■ GIVEN TASK: Count every line below in which "потенциала" occurs, then give only the count.

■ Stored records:
#####

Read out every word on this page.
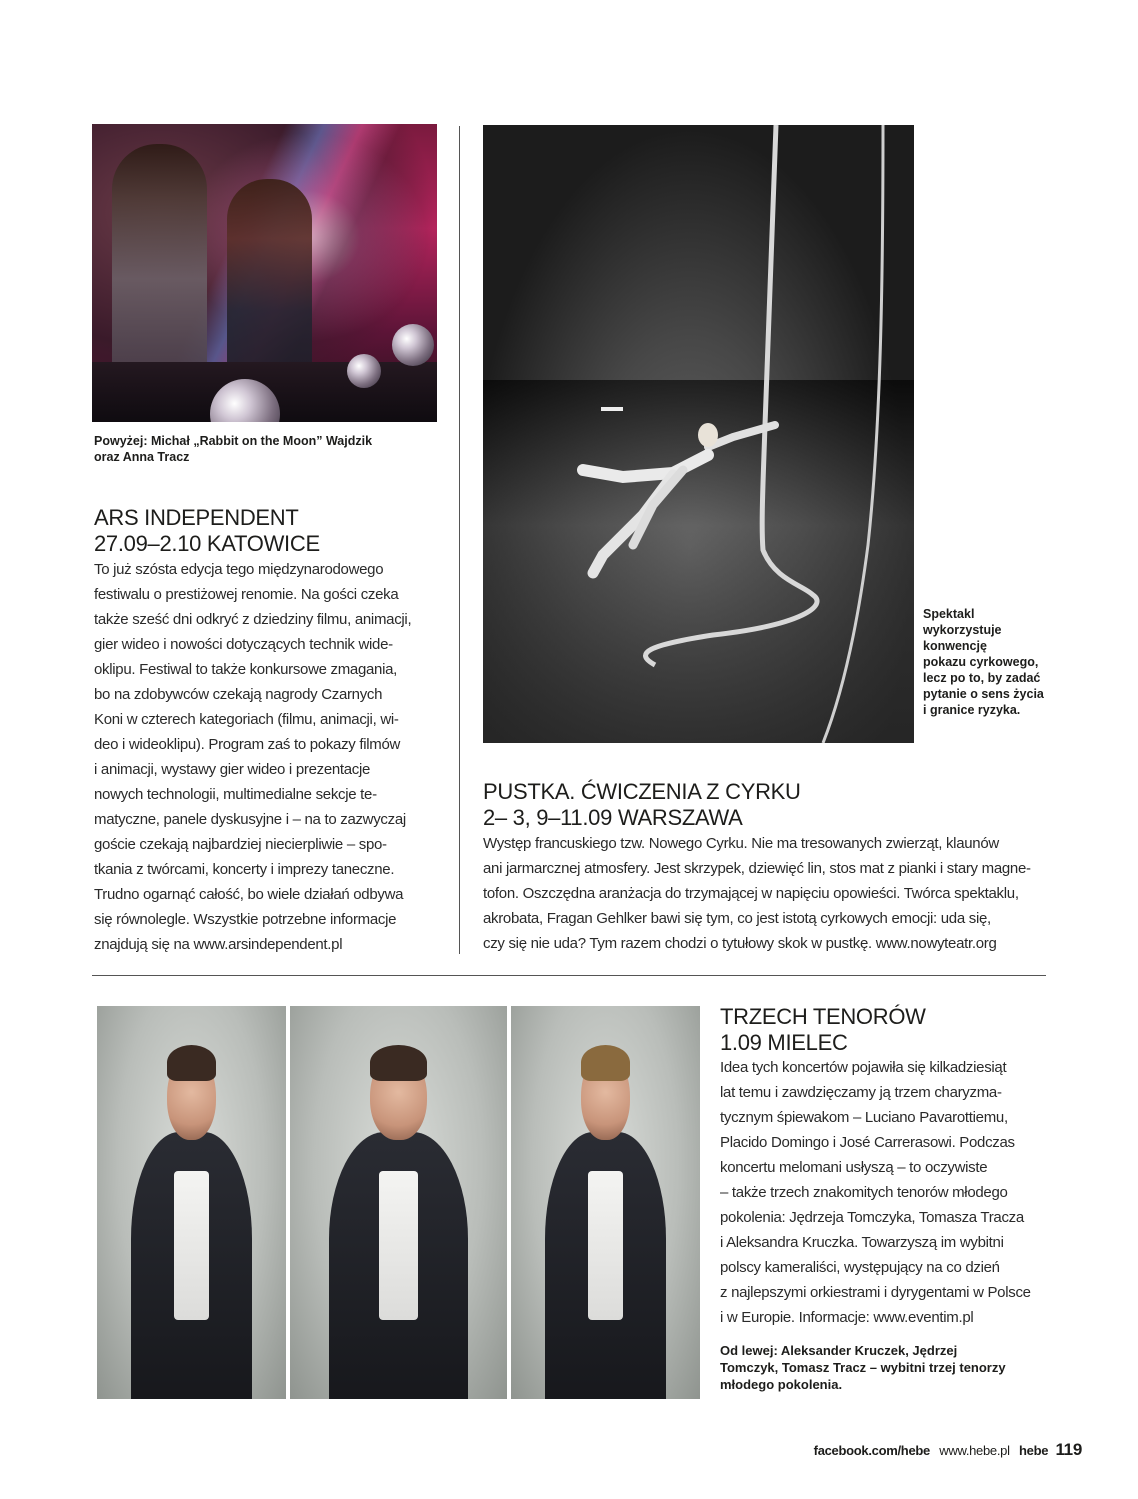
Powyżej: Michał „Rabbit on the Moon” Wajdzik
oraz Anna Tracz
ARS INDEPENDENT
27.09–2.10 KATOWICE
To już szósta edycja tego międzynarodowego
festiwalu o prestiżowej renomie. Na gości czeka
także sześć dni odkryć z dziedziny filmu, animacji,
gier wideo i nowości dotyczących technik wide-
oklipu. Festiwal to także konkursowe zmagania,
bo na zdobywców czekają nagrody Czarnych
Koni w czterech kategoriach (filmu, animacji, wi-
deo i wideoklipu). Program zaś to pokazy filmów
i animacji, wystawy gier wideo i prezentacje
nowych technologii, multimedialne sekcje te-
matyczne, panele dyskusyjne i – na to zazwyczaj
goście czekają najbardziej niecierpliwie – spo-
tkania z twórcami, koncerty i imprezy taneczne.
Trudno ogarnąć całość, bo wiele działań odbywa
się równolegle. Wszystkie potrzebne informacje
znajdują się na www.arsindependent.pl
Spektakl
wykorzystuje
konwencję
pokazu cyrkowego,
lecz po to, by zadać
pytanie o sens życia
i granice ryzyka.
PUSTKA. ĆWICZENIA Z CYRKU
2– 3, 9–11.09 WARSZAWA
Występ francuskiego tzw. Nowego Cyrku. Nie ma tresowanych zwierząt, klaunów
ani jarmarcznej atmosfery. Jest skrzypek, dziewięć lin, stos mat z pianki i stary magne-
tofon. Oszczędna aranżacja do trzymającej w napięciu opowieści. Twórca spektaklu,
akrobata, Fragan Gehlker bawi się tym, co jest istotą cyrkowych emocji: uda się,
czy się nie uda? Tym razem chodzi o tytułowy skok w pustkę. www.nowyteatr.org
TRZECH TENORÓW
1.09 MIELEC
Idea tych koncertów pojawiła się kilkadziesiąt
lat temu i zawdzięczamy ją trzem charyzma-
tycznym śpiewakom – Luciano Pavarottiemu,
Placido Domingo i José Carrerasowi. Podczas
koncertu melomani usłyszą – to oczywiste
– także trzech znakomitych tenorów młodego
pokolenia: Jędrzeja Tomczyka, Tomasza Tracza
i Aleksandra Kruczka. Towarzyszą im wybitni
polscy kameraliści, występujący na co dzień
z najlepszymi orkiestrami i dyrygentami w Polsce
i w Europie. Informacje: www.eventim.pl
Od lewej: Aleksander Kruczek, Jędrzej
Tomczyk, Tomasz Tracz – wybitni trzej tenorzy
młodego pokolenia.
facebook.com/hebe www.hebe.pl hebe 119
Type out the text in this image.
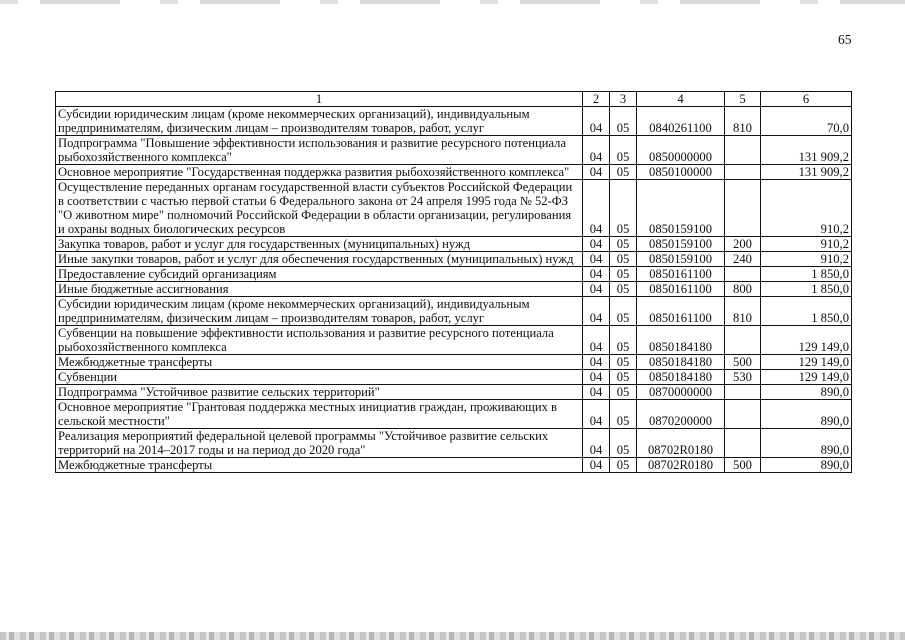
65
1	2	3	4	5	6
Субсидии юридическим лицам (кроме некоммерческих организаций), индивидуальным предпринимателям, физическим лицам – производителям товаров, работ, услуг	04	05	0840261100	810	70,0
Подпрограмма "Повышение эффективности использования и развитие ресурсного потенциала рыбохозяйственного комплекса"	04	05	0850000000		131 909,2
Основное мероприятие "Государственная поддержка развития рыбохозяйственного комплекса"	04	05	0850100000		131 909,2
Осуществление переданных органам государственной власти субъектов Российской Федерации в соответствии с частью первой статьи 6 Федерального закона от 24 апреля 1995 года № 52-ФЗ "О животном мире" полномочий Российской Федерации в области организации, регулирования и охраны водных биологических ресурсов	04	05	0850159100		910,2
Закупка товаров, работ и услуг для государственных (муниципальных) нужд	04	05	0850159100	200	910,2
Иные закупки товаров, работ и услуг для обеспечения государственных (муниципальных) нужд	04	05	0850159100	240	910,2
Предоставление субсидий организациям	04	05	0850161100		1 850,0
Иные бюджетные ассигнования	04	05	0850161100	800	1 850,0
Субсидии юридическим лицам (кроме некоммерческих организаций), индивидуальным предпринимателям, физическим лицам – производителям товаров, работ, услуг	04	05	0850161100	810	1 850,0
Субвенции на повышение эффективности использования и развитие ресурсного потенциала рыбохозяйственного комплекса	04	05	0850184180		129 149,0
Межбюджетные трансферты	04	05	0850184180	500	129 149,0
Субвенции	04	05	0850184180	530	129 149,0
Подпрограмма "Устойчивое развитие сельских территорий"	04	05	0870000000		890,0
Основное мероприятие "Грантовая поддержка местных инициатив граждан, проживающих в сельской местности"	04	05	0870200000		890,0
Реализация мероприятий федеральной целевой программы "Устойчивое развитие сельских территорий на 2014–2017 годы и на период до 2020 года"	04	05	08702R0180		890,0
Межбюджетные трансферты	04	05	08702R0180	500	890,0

#####

■ WRITTEN SOLUTION: 2